- [What the task requires]: Return each line holding the string "Metalaxyl".
— START OF Data entries —
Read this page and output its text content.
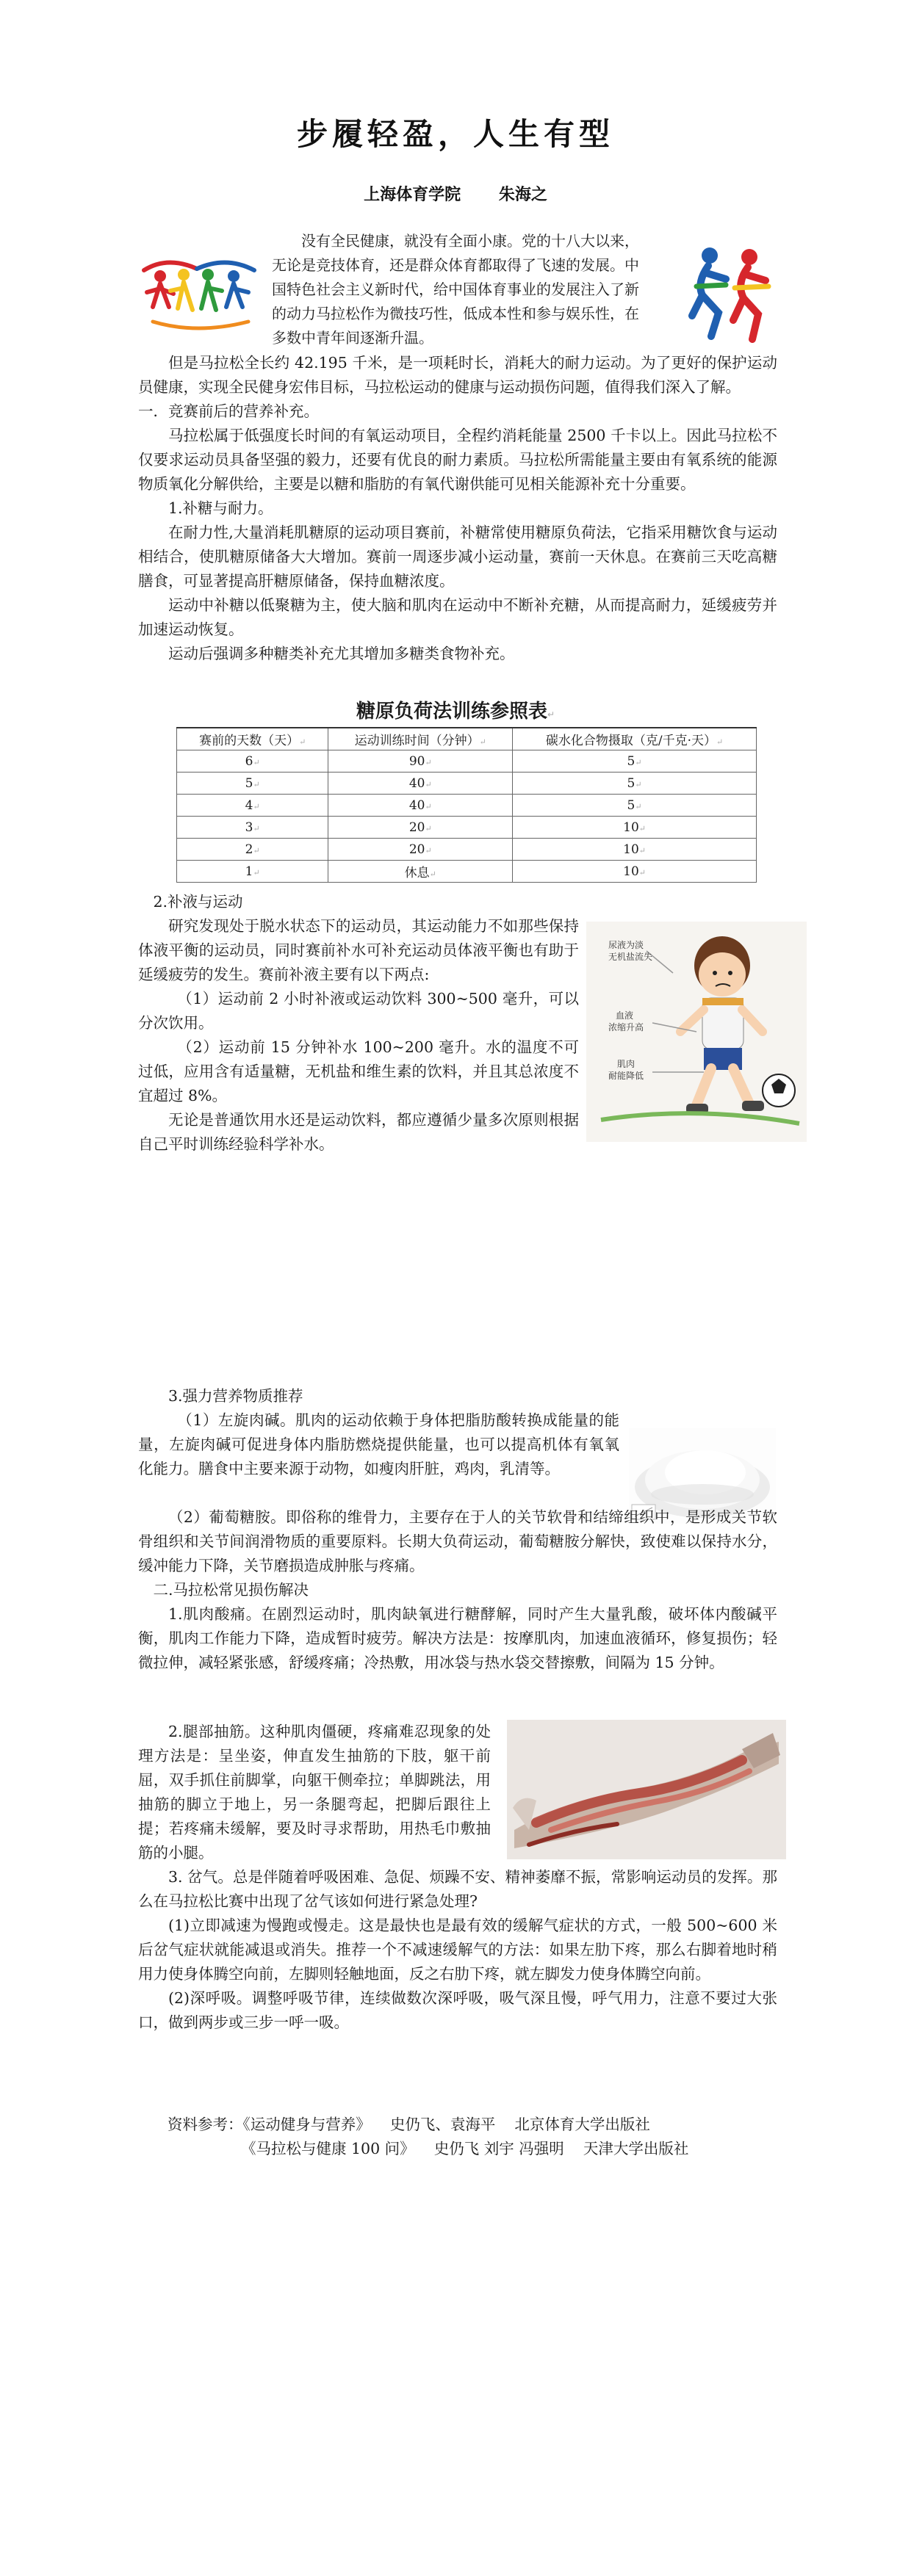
步履轻盈，人生有型
上海体育学院 朱海之

没有全民健康，就没有全面小康。党的十八大以来，

无论是竞技体育，还是群众体育都取得了飞速的发展。中

国特色社会主义新时代，给中国体育事业的发展注入了新

的动力马拉松作为微技巧性，低成本性和参与娱乐性，在

多数中青年间逐渐升温。

但是马拉松全长约 42.195 千米，是一项耗时长，消耗大的耐力运动。为了更好的保护运动员健康，实现全民健身宏伟目标，马拉松运动的健康与运动损伤问题，值得我们深入了解。

一．竞赛前后的营养补充。

马拉松属于低强度长时间的有氧运动项目，全程约消耗能量 2500 千卡以上。因此马拉松不仅要求运动员具备坚强的毅力，还要有优良的耐力素质。马拉松所需能量主要由有氧系统的能源物质氧化分解供给，主要是以糖和脂肪的有氧代谢供能可见相关能源补充十分重要。

1.补糖与耐力。

在耐力性,大量消耗肌糖原的运动项目赛前，补糖常使用糖原负荷法，它指采用糖饮食与运动相结合，使肌糖原储备大大增加。赛前一周逐步减小运动量，赛前一天休息。在赛前三天吃高糖膳食，可显著提高肝糖原储备，保持血糖浓度。

运动中补糖以低聚糖为主，使大脑和肌肉在运动中不断补充糖，从而提高耐力，延缓疲劳并加速运动恢复。

运动后强调多种糖类补充尤其增加多糖类食物补充。

糖原负荷法训练参照表↵
赛前的天数（天）↵	运动训练时间（分钟）↵	碳水化合物摄取（克/千克·天）↵
6↵	90↵	5↵
5↵	40↵	5↵
4↵	40↵	5↵
3↵	20↵	10↵
2↵	20↵	10↵
1↵	休息↵	10↵

2.补液与运动

研究发现处于脱水状态下的运动员，其运动能力不如那些保持体液平衡的运动员，同时赛前补水可补充运动员体液平衡也有助于延缓疲劳的发生。赛前补液主要有以下两点:

（1）运动前 2 小时补液或运动饮料 300~500 毫升，可以分次饮用。

（2）运动前 15 分钟补水 100~200 毫升。水的温度不可过低，应用含有适量糖，无机盐和维生素的饮料，并且其总浓度不宜超过 8%。

无论是普通饮用水还是运动饮料，都应遵循少量多次原则根据自己平时训练经验科学补水。

尿液为淡
无机盐流失
血液
浓缩升高
肌肉
耐能降低

3.强力营养物质推荐

（1）左旋肉碱。肌肉的运动依赖于身体把脂肪酸转换成能量的能量，左旋肉碱可促进身体内脂肪燃烧提供能量，也可以提高机体有氧氧化能力。膳食中主要来源于动物，如瘦肉肝脏，鸡肉，乳清等。

（2）葡萄糖胺。即俗称的维骨力，主要存在于人的关节软骨和结缔组织中，是形成关节软骨组织和关节间润滑物质的重要原料。长期大负荷运动，葡萄糖胺分解快，致使难以保持水分，缓冲能力下降，关节磨损造成肿胀与疼痛。

二.马拉松常见损伤解决

1.肌肉酸痛。在剧烈运动时，肌肉缺氧进行糖酵解，同时产生大量乳酸，破坏体内酸碱平衡，肌肉工作能力下降，造成暂时疲劳。解决方法是：按摩肌肉，加速血液循环，修复损伤；轻微拉伸，减轻紧张感，舒缓疼痛；冷热敷，用冰袋与热水袋交替擦敷，间隔为 15 分钟。

2.腿部抽筋。这种肌肉僵硬，疼痛难忍现象的处理方法是：呈坐姿，伸直发生抽筋的下肢，躯干前屈，双手抓住前脚掌，向躯干侧牵拉；单脚跳法，用抽筋的脚立于地上，另一条腿弯起，把脚后跟往上提；若疼痛未缓解，要及时寻求帮助，用热毛巾敷抽筋的小腿。

3. 岔气。总是伴随着呼吸困难、急促、烦躁不安、精神萎靡不振，常影响运动员的发挥。那么在马拉松比赛中出现了岔气该如何进行紧急处理?

(1)立即减速为慢跑或慢走。这是最快也是最有效的缓解气症状的方式，一般 500~600 米后岔气症状就能减退或消失。推荐一个不减速缓解气的方法：如果左肋下疼，那么右脚着地时稍用力使身体腾空向前，左脚则轻触地面，反之右肋下疼，就左脚发力使身体腾空向前。

(2)深呼吸。调整呼吸节律，连续做数次深呼吸，吸气深且慢，呼气用力，注意不要过大张口，做到两步或三步一呼一吸。

资料参考：《运动健身与营养》 史仍飞、袁海平 北京体育大学出版社

《马拉松与健康 100 问》 史仍飞 刘宇 冯强明 天津大学出版社
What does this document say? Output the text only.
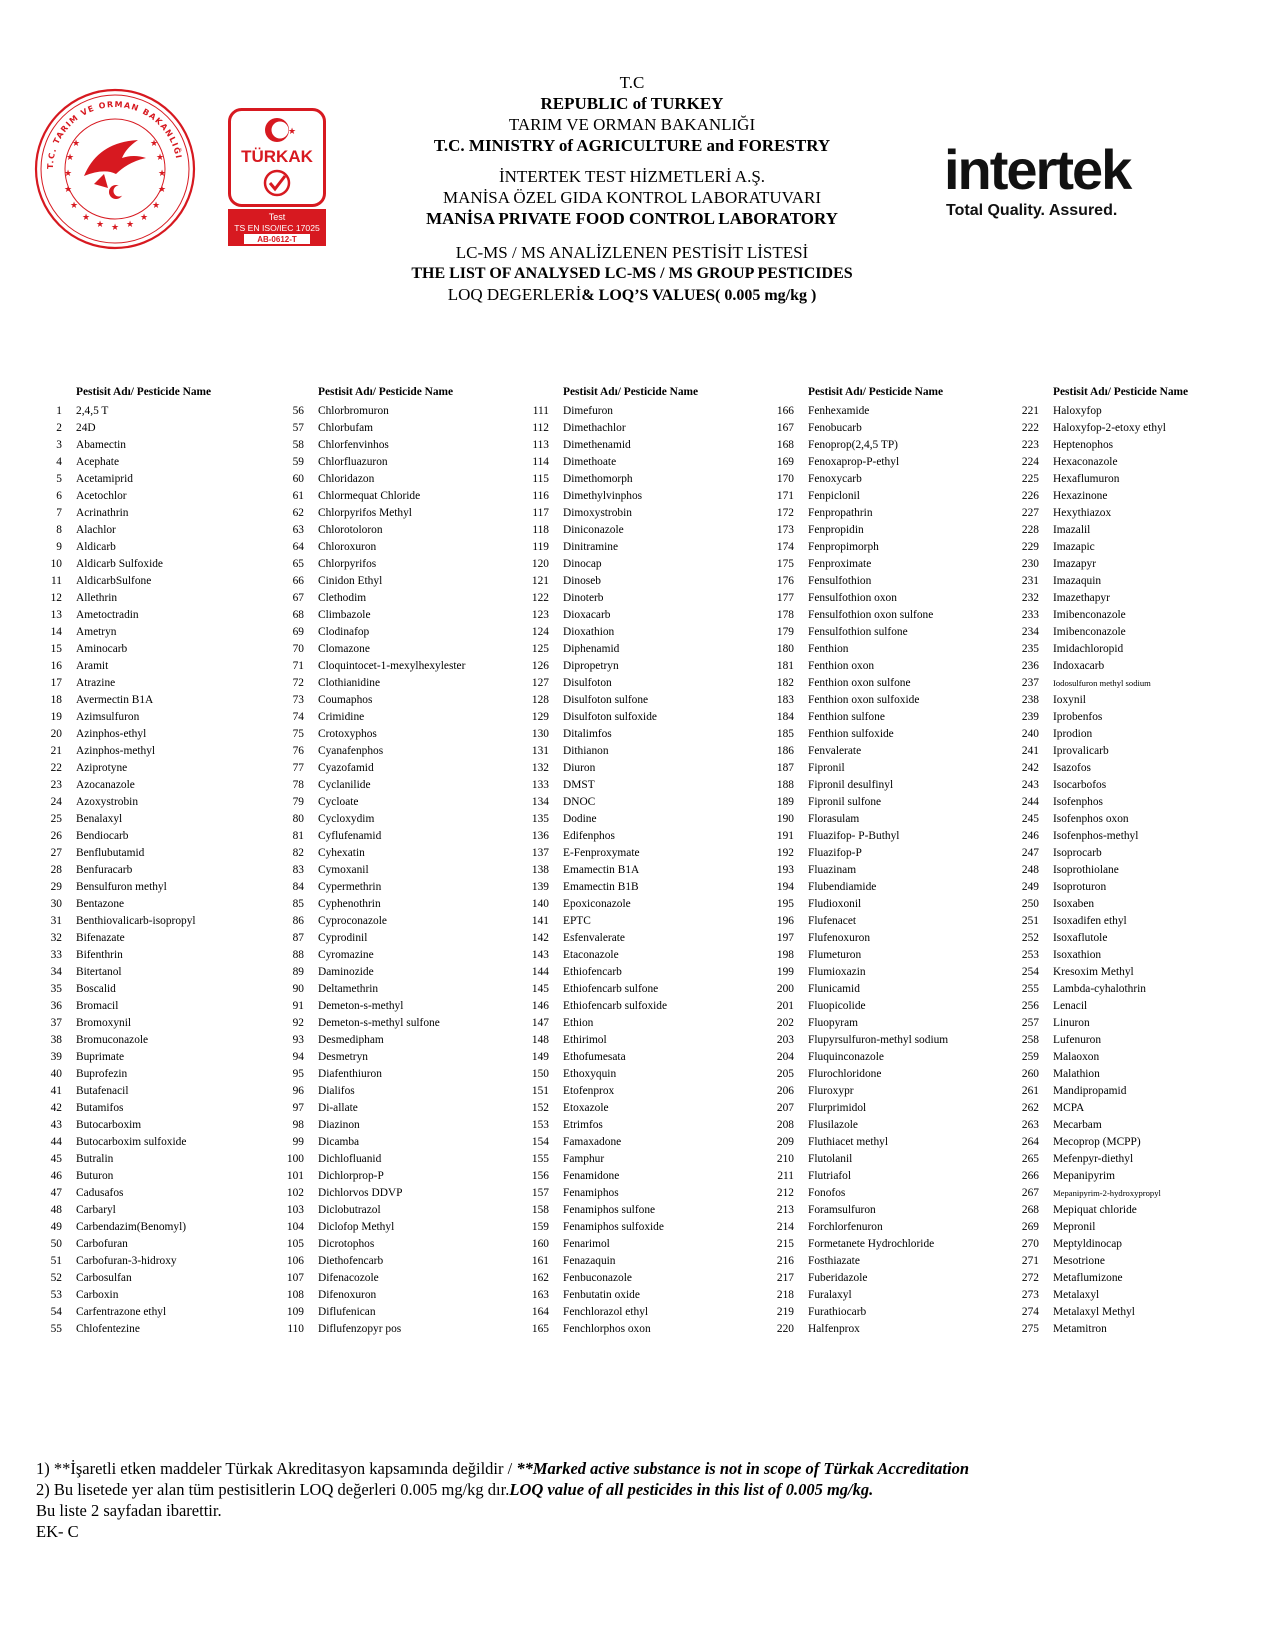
T.C. TARIM VE ORMAN BAKANLIĞI
★
★
★ ★ ★
★
★
★
★
★
★
★
★
★
★
★
TÜRKAK
Test
TS EN ISO/IEC 17025
AB-0612-T
intertek
Total Quality. Assured.
T.C
REPUBLIC of TURKEY
TARIM VE ORMAN BAKANLIĞI
T.C. MINISTRY of AGRICULTURE and FORESTRY
İNTERTEK TEST HİZMETLERİ A.Ş.
MANİSA ÖZEL GIDA KONTROL LABORATUVARI
MANİSA PRIVATE FOOD CONTROL LABORATORY
LC-MS / MS ANALİZLENEN PESTİSİT LİSTESİ
THE LIST OF ANALYSED LC-MS / MS GROUP PESTICIDES
LOQ DEGERLERİ& LOQ’S VALUES( 0.005 mg/kg )
Pestisit Adı/ Pesticide Name
1 2,4,5 T
2 24D
3 Abamectin
4 Acephate
5 Acetamiprid
6 Acetochlor
7 Acrinathrin
8 Alachlor
9 Aldicarb
10 Aldicarb Sulfoxide
11 AldicarbSulfone
12 Allethrin
13 Ametoctradin
14 Ametryn
15 Aminocarb
16 Aramit
17 Atrazine
18 Avermectin B1A
19 Azimsulfuron
20 Azinphos-ethyl
21 Azinphos-methyl
22 Aziprotyne
23 Azocanazole
24 Azoxystrobin
25 Benalaxyl
26 Bendiocarb
27 Benflubutamid
28 Benfuracarb
29 Bensulfuron methyl
30 Bentazone
31 Benthiovalicarb-isopropyl
32 Bifenazate
33 Bifenthrin
34 Bitertanol
35 Boscalid
36 Bromacil
37 Bromoxynil
38 Bromuconazole
39 Buprimate
40 Buprofezin
41 Butafenacil
42 Butamifos
43 Butocarboxim
44 Butocarboxim sulfoxide
45 Butralin
46 Buturon
47 Cadusafos
48 Carbaryl
49 Carbendazim(Benomyl)
50 Carbofuran
51 Carbofuran-3-hidroxy
52 Carbosulfan
53 Carboxin
54 Carfentrazone ethyl
55 Chlofentezine
Pestisit Adı/ Pesticide Name
56 Chlorbromuron
57 Chlorbufam
58 Chlorfenvinhos
59 Chlorfluazuron
60 Chloridazon
61 Chlormequat Chloride
62 Chlorpyrifos Methyl
63 Chlorotoloron
64 Chloroxuron
65 Chlorpyrifos
66 Cinidon Ethyl
67 Clethodim
68 Climbazole
69 Clodinafop
70 Clomazone
71 Cloquintocet-1-mexylhexylester
72 Clothianidine
73 Coumaphos
74 Crimidine
75 Crotoxyphos
76 Cyanafenphos
77 Cyazofamid
78 Cyclanilide
79 Cycloate
80 Cycloxydim
81 Cyflufenamid
82 Cyhexatin
83 Cymoxanil
84 Cypermethrin
85 Cyphenothrin
86 Cyproconazole
87 Cyprodinil
88 Cyromazine
89 Daminozide
90 Deltamethrin
91 Demeton-s-methyl
92 Demeton-s-methyl sulfone
93 Desmedipham
94 Desmetryn
95 Diafenthiuron
96 Dialifos
97 Di-allate
98 Diazinon
99 Dicamba
100 Dichlofluanid
101 Dichlorprop-P
102 Dichlorvos DDVP
103 Diclobutrazol
104 Diclofop Methyl
105 Dicrotophos
106 Diethofencarb
107 Difenacozole
108 Difenoxuron
109 Diflufenican
110 Diflufenzopyr pos
Pestisit Adı/ Pesticide Name
111 Dimefuron
112 Dimethachlor
113 Dimethenamid
114 Dimethoate
115 Dimethomorph
116 Dimethylvinphos
117 Dimoxystrobin
118 Diniconazole
119 Dinitramine
120 Dinocap
121 Dinoseb
122 Dinoterb
123 Dioxacarb
124 Dioxathion
125 Diphenamid
126 Dipropetryn
127 Disulfoton
128 Disulfoton sulfone
129 Disulfoton sulfoxide
130 Ditalimfos
131 Dithianon
132 Diuron
133 DMST
134 DNOC
135 Dodine
136 Edifenphos
137 E-Fenproxymate
138 Emamectin B1A
139 Emamectin B1B
140 Epoxiconazole
141 EPTC
142 Esfenvalerate
143 Etaconazole
144 Ethiofencarb
145 Ethiofencarb sulfone
146 Ethiofencarb sulfoxide
147 Ethion
148 Ethirimol
149 Ethofumesata
150 Ethoxyquin
151 Etofenprox
152 Etoxazole
153 Etrimfos
154 Famaxadone
155 Famphur
156 Fenamidone
157 Fenamiphos
158 Fenamiphos sulfone
159 Fenamiphos sulfoxide
160 Fenarimol
161 Fenazaquin
162 Fenbuconazole
163 Fenbutatin oxide
164 Fenchlorazol ethyl
165 Fenchlorphos oxon
Pestisit Adı/ Pesticide Name
166 Fenhexamide
167 Fenobucarb
168 Fenoprop(2,4,5 TP)
169 Fenoxaprop-P-ethyl
170 Fenoxycarb
171 Fenpiclonil
172 Fenpropathrin
173 Fenpropidin
174 Fenpropimorph
175 Fenproximate
176 Fensulfothion
177 Fensulfothion oxon
178 Fensulfothion oxon sulfone
179 Fensulfothion sulfone
180 Fenthion
181 Fenthion oxon
182 Fenthion oxon sulfone
183 Fenthion oxon sulfoxide
184 Fenthion sulfone
185 Fenthion sulfoxide
186 Fenvalerate
187 Fipronil
188 Fipronil desulfinyl
189 Fipronil sulfone
190 Florasulam
191 Fluazifop- P-Buthyl
192 Fluazifop-P
193 Fluazinam
194 Flubendiamide
195 Fludioxonil
196 Flufenacet
197 Flufenoxuron
198 Flumeturon
199 Flumioxazin
200 Flunicamid
201 Fluopicolide
202 Fluopyram
203 Flupyrsulfuron-methyl sodium
204 Fluquinconazole
205 Flurochloridone
206 Fluroxypr
207 Flurprimidol
208 Flusilazole
209 Fluthiacet methyl
210 Flutolanil
211 Flutriafol
212 Fonofos
213 Foramsulfuron
214 Forchlorfenuron
215 Formetanete Hydrochloride
216 Fosthiazate
217 Fuberidazole
218 Furalaxyl
219 Furathiocarb
220 Halfenprox
Pestisit Adı/ Pesticide Name
221 Haloxyfop
222 Haloxyfop-2-etoxy ethyl
223 Heptenophos
224 Hexaconazole
225 Hexaflumuron
226 Hexazinone
227 Hexythiazox
228 Imazalil
229 Imazapic
230 Imazapyr
231 Imazaquin
232 Imazethapyr
233 Imibenconazole
234 Imibenconazole
235 Imidachloropid
236 Indoxacarb
237 Iodosulfuron methyl sodium
238 Ioxynil
239 Iprobenfos
240 Iprodion
241 Iprovalicarb
242 Isazofos
243 Isocarbofos
244 Isofenphos
245 Isofenphos oxon
246 Isofenphos-methyl
247 Isoprocarb
248 Isoprothiolane
249 Isoproturon
250 Isoxaben
251 Isoxadifen ethyl
252 Isoxaflutole
253 Isoxathion
254 Kresoxim Methyl
255 Lambda-cyhalothrin
256 Lenacil
257 Linuron
258 Lufenuron
259 Malaoxon
260 Malathion
261 Mandipropamid
262 MCPA
263 Mecarbam
264 Mecoprop (MCPP)
265 Mefenpyr-diethyl
266 Mepanipyrim
267 Mepanipyrim-2-hydroxypropyl
268 Mepiquat chloride
269 Mepronil
270 Meptyldinocap
271 Mesotrione
272 Metaflumizone
273 Metalaxyl
274 Metalaxyl Methyl
275 Metamitron
1) **İşaretli etken maddeler Türkak Akreditasyon kapsamında değildir / **Marked active substance is not in scope of Türkak Accreditation
2) Bu lisetede yer alan tüm pestisitlerin LOQ değerleri 0.005 mg/kg dır.LOQ value of all pesticides in this list of 0.005 mg/kg.
Bu liste 2 sayfadan ibarettir.
EK- C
— END OF Data entries —
- [Expected output]:
273 Metalaxyl
274 Metalaxyl Methyl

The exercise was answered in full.